**Your objective**
Skip every picture and transcribe the remaining material exactly.

**** Data for this task ****

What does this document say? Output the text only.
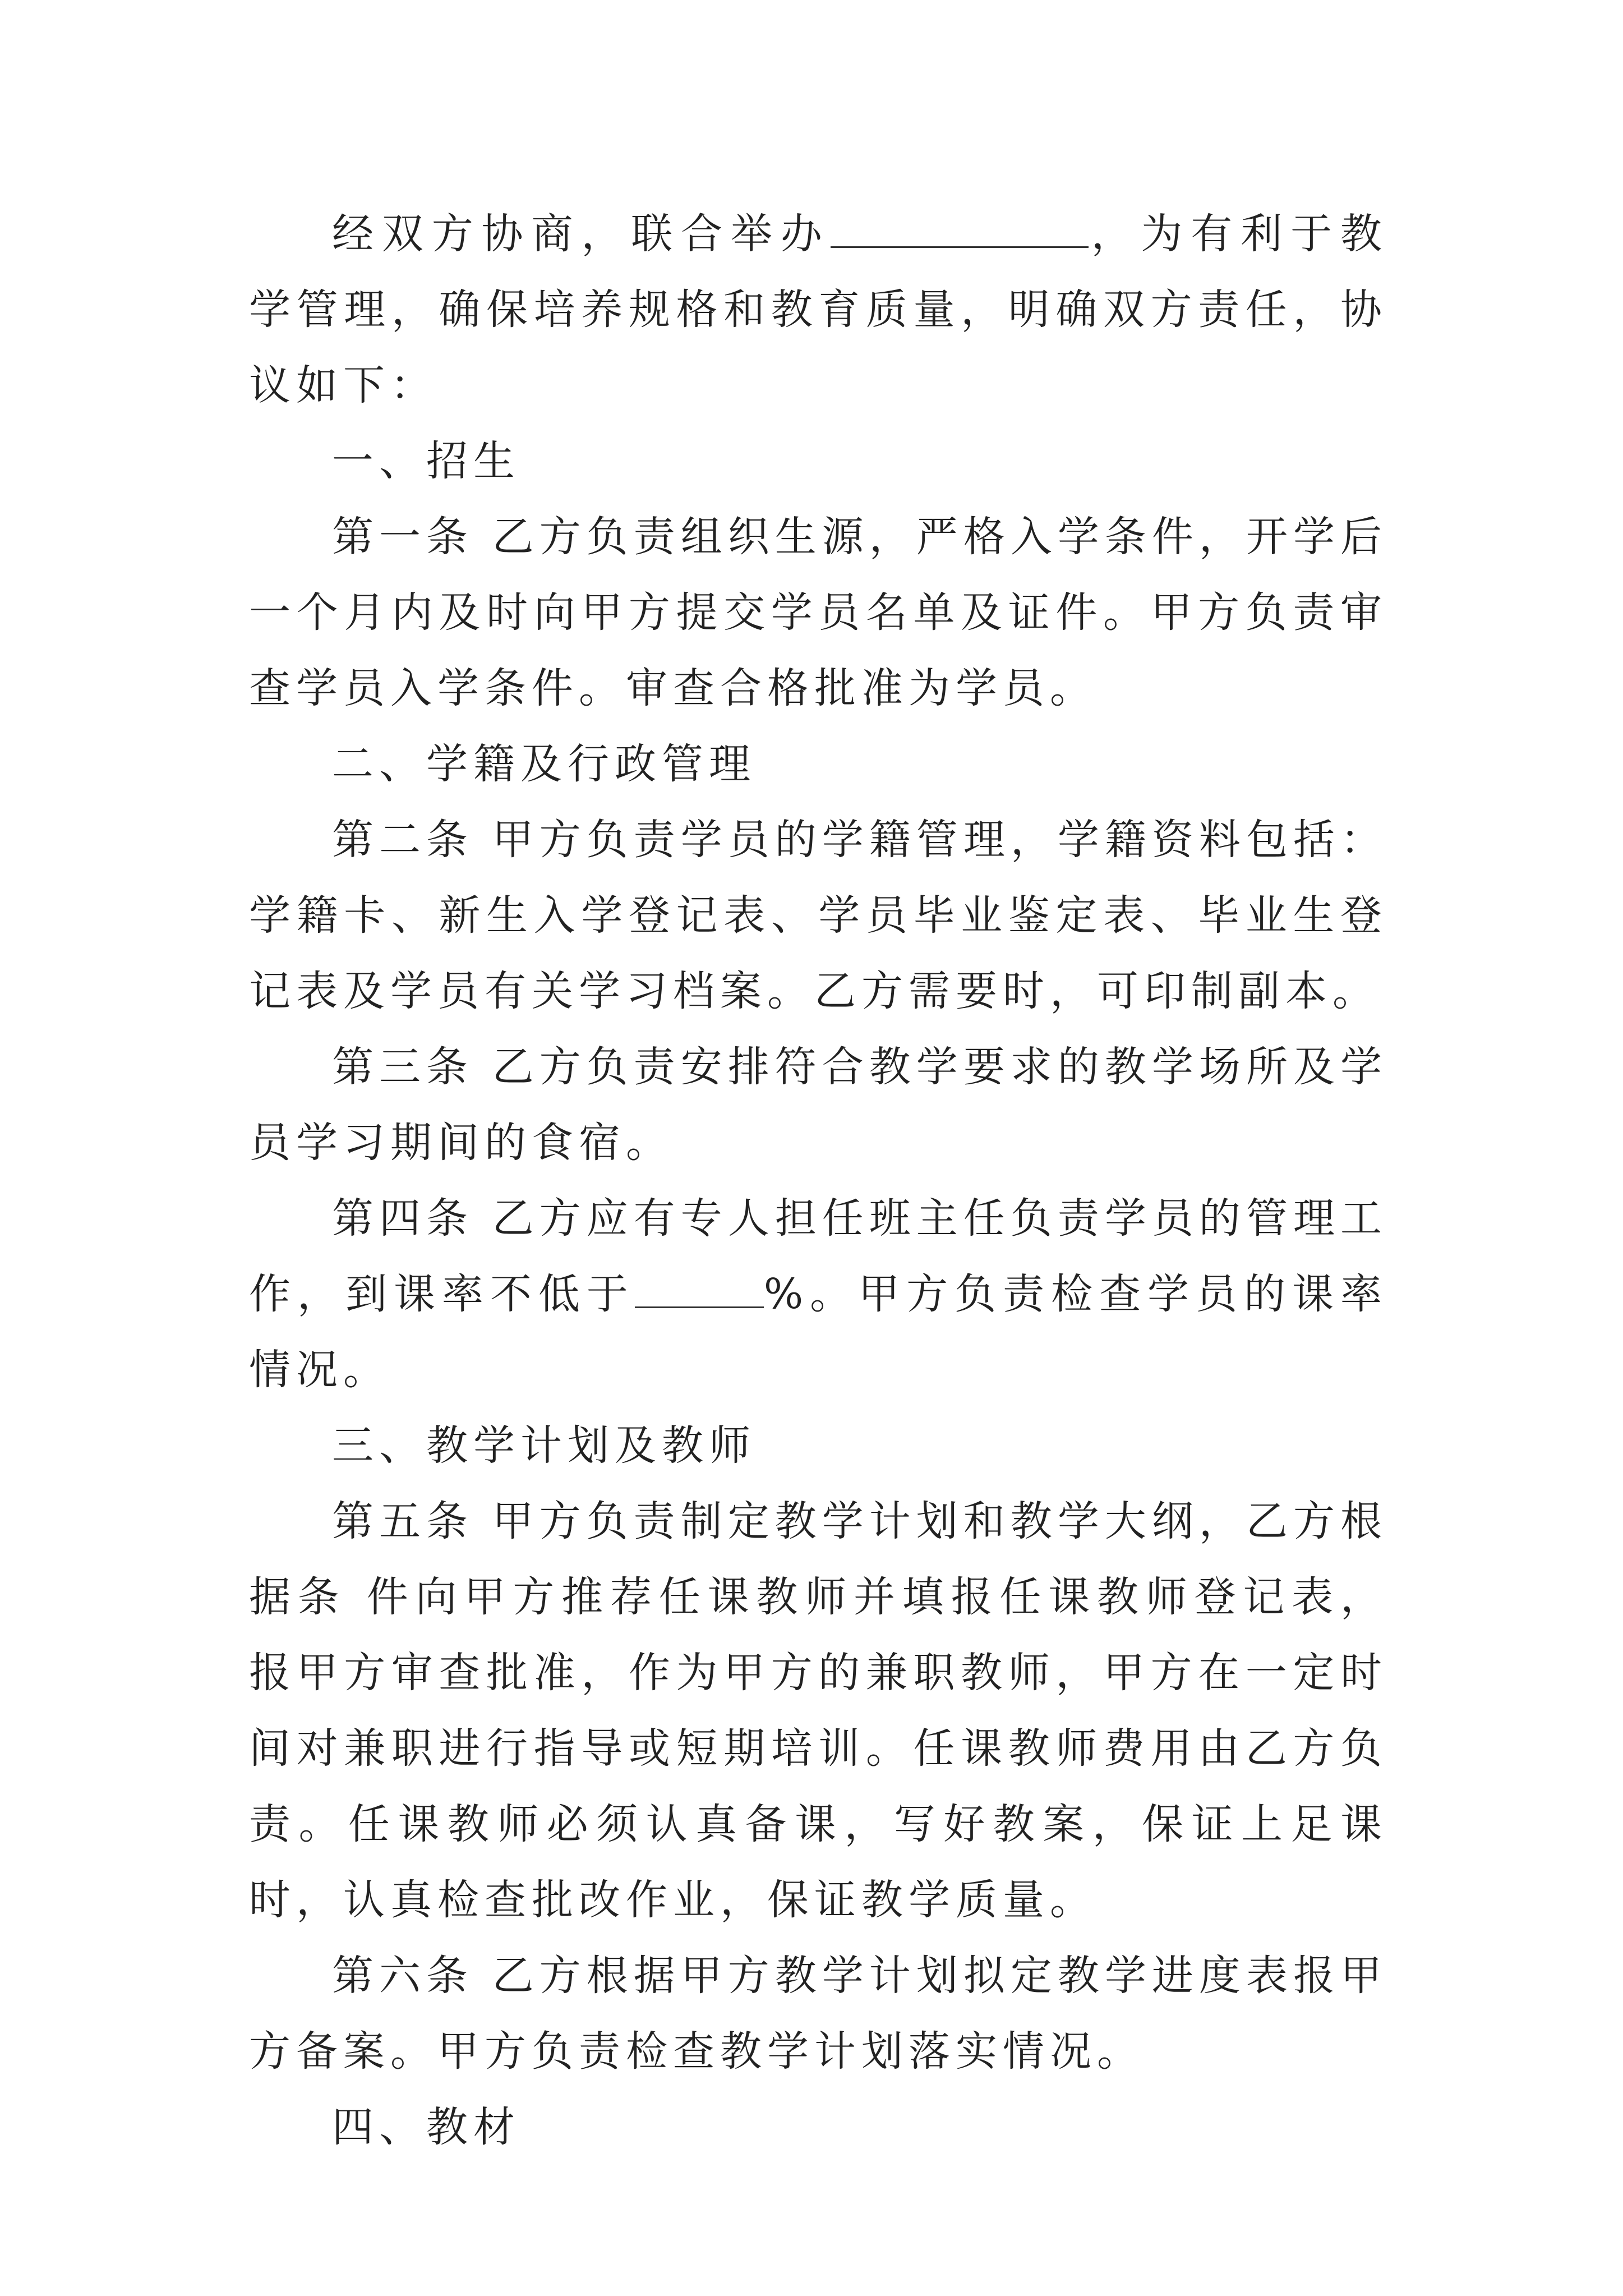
经双方协商，联合举办	，为有利于教学管理，确保培养规格和教育质量，明确双方责任，协议如下：

一、招生

第一条 乙方负责组织生源，严格入学条件，开学后一个月内及时向甲方提交学员名单及证件。甲方负责审查学员入学条件。审查合格批准为学员。

二、学籍及行政管理

第二条 甲方负责学员的学籍管理，学籍资料包括：学籍卡、新生入学登记表、学员毕业鉴定表、毕业生登记表及学员有关学习档案。乙方需要时，可印制副本。

第三条 乙方负责安排符合教学要求的教学场所及学员学习期间的食宿。

第四条 乙方应有专人担任班主任负责学员的管理工作，到课率不低于	%。甲方负责检查学员的课率情况。

三、教学计划及教师

第五条 甲方负责制定教学计划和教学大纲，乙方根据条 件向甲方推荐任课教师并填报任课教师登记表，报甲方审查批准，作为甲方的兼职教师，甲方在一定时间对兼职进行指导或短期培训。任课教师费用由乙方负责。任课教师必须认真备课，写好教案，保证上足课时，认真检查批改作业，保证教学质量。

第六条 乙方根据甲方教学计划拟定教学进度表报甲方备案。甲方负责检查教学计划落实情况。

四、教材
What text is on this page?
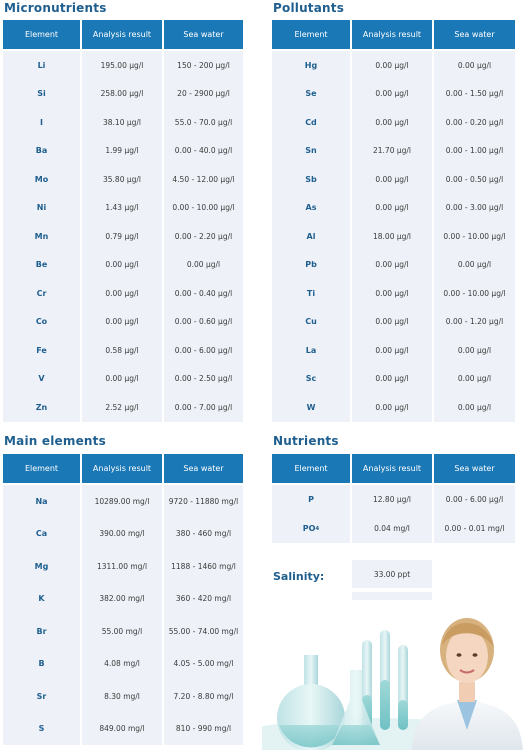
Micronutrients
Element	Analysis result	Sea water
Li	195.00 µg/l	150 - 200 µg/l
Si	258.00 µg/l	20 - 2900 µg/l
I	38.10 µg/l	55.0 - 70.0 µg/l
Ba	1.99 µg/l	0.00 - 40.0 µg/l
Mo	35.80 µg/l	4.50 - 12.00 µg/l
Ni	1.43 µg/l	0.00 - 10.00 µg/l
Mn	0.79 µg/l	0.00 - 2.20 µg/l
Be	0.00 µg/l	0.00 µg/l
Cr	0.00 µg/l	0.00 - 0.40 µg/l
Co	0.00 µg/l	0.00 - 0.60 µg/l
Fe	0.58 µg/l	0.00 - 6.00 µg/l
V	0.00 µg/l	0.00 - 2.50 µg/l
Zn	2.52 µg/l	0.00 - 7.00 µg/l
Pollutants
Element	Analysis result	Sea water
Hg	0.00 µg/l	0.00 µg/l
Se	0.00 µg/l	0.00 - 1.50 µg/l
Cd	0.00 µg/l	0.00 - 0.20 µg/l
Sn	21.70 µg/l	0.00 - 1.00 µg/l
Sb	0.00 µg/l	0.00 - 0.50 µg/l
As	0.00 µg/l	0.00 - 3.00 µg/l
Al	18.00 µg/l	0.00 - 10.00 µg/l
Pb	0.00 µg/l	0.00 µg/l
Ti	0.00 µg/l	0.00 - 10.00 µg/l
Cu	0.00 µg/l	0.00 - 1.20 µg/l
La	0.00 µg/l	0.00 µg/l
Sc	0.00 µg/l	0.00 µg/l
W	0.00 µg/l	0.00 µg/l
Main elements
Element	Analysis result	Sea water
Na	10289.00 mg/l	9720 - 11880 mg/l
Ca	390.00 mg/l	380 - 460 mg/l
Mg	1311.00 mg/l	1188 - 1460 mg/l
K	382.00 mg/l	360 - 420 mg/l
Br	55.00 mg/l	55.00 - 74.00 mg/l
B	4.08 mg/l	4.05 - 5.00 mg/l
Sr	8.30 mg/l	7.20 - 8.80 mg/l
S	849.00 mg/l	810 - 990 mg/l
Nutrients
Element	Analysis result	Sea water
P	12.80 µg/l	0.00 - 6.00 µg/l
PO 4	0.04 mg/l	0.00 - 0.01 mg/l
Salinity:	33.00 ppt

****

**Answer to this task**
What does this document say? Output the text only.
经双方协商，联合举办	，为有利于教学管理，确保培养规格和教育质量，明确双方责任，协议如下：

一、招生

第一条 乙方负责组织生源，严格入学条件，开学后一个月内及时向甲方提交学员名单及证件。甲方负责审查学员入学条件。审查合格批准为学员。

二、学籍及行政管理

第二条 甲方负责学员的学籍管理，学籍资料包括：学籍卡、新生入学登记表、学员毕业鉴定表、毕业生登记表及学员有关学习档案。乙方需要时，可印制副本。

第三条 乙方负责安排符合教学要求的教学场所及学员学习期间的食宿。

第四条 乙方应有专人担任班主任负责学员的管理工作，到课率不低于	%。甲方负责检查学员的课率情况。

三、教学计划及教师

第五条 甲方负责制定教学计划和教学大纲，乙方根据条 件向甲方推荐任课教师并填报任课教师登记表，报甲方审查批准，作为甲方的兼职教师，甲方在一定时间对兼职进行指导或短期培训。任课教师费用由乙方负责。任课教师必须认真备课，写好教案，保证上足课时，认真检查批改作业，保证教学质量。

第六条 乙方根据甲方教学计划拟定教学进度表报甲方备案。甲方负责检查教学计划落实情况。

四、教材
What text is on this page?
Micronutrients
Element	Analysis result	Sea water
Li	195.00 µg/l	150 - 200 µg/l
Si	258.00 µg/l	20 - 2900 µg/l
I	38.10 µg/l	55.0 - 70.0 µg/l
Ba	1.99 µg/l	0.00 - 40.0 µg/l
Mo	35.80 µg/l	4.50 - 12.00 µg/l
Ni	1.43 µg/l	0.00 - 10.00 µg/l
Mn	0.79 µg/l	0.00 - 2.20 µg/l
Be	0.00 µg/l	0.00 µg/l
Cr	0.00 µg/l	0.00 - 0.40 µg/l
Co	0.00 µg/l	0.00 - 0.60 µg/l
Fe	0.58 µg/l	0.00 - 6.00 µg/l
V	0.00 µg/l	0.00 - 2.50 µg/l
Zn	2.52 µg/l	0.00 - 7.00 µg/l
Pollutants
Element	Analysis result	Sea water
Hg	0.00 µg/l	0.00 µg/l
Se	0.00 µg/l	0.00 - 1.50 µg/l
Cd	0.00 µg/l	0.00 - 0.20 µg/l
Sn	21.70 µg/l	0.00 - 1.00 µg/l
Sb	0.00 µg/l	0.00 - 0.50 µg/l
As	0.00 µg/l	0.00 - 3.00 µg/l
Al	18.00 µg/l	0.00 - 10.00 µg/l
Pb	0.00 µg/l	0.00 µg/l
Ti	0.00 µg/l	0.00 - 10.00 µg/l
Cu	0.00 µg/l	0.00 - 1.20 µg/l
La	0.00 µg/l	0.00 µg/l
Sc	0.00 µg/l	0.00 µg/l
W	0.00 µg/l	0.00 µg/l
Main elements
Element	Analysis result	Sea water
Na	10289.00 mg/l	9720 - 11880 mg/l
Ca	390.00 mg/l	380 - 460 mg/l
Mg	1311.00 mg/l	1188 - 1460 mg/l
K	382.00 mg/l	360 - 420 mg/l
Br	55.00 mg/l	55.00 - 74.00 mg/l
B	4.08 mg/l	4.05 - 5.00 mg/l
Sr	8.30 mg/l	7.20 - 8.80 mg/l
S	849.00 mg/l	810 - 990 mg/l
Nutrients
Element	Analysis result	Sea water
P	12.80 µg/l	0.00 - 6.00 µg/l
PO 4	0.04 mg/l	0.00 - 0.01 mg/l
Salinity:	33.00 ppt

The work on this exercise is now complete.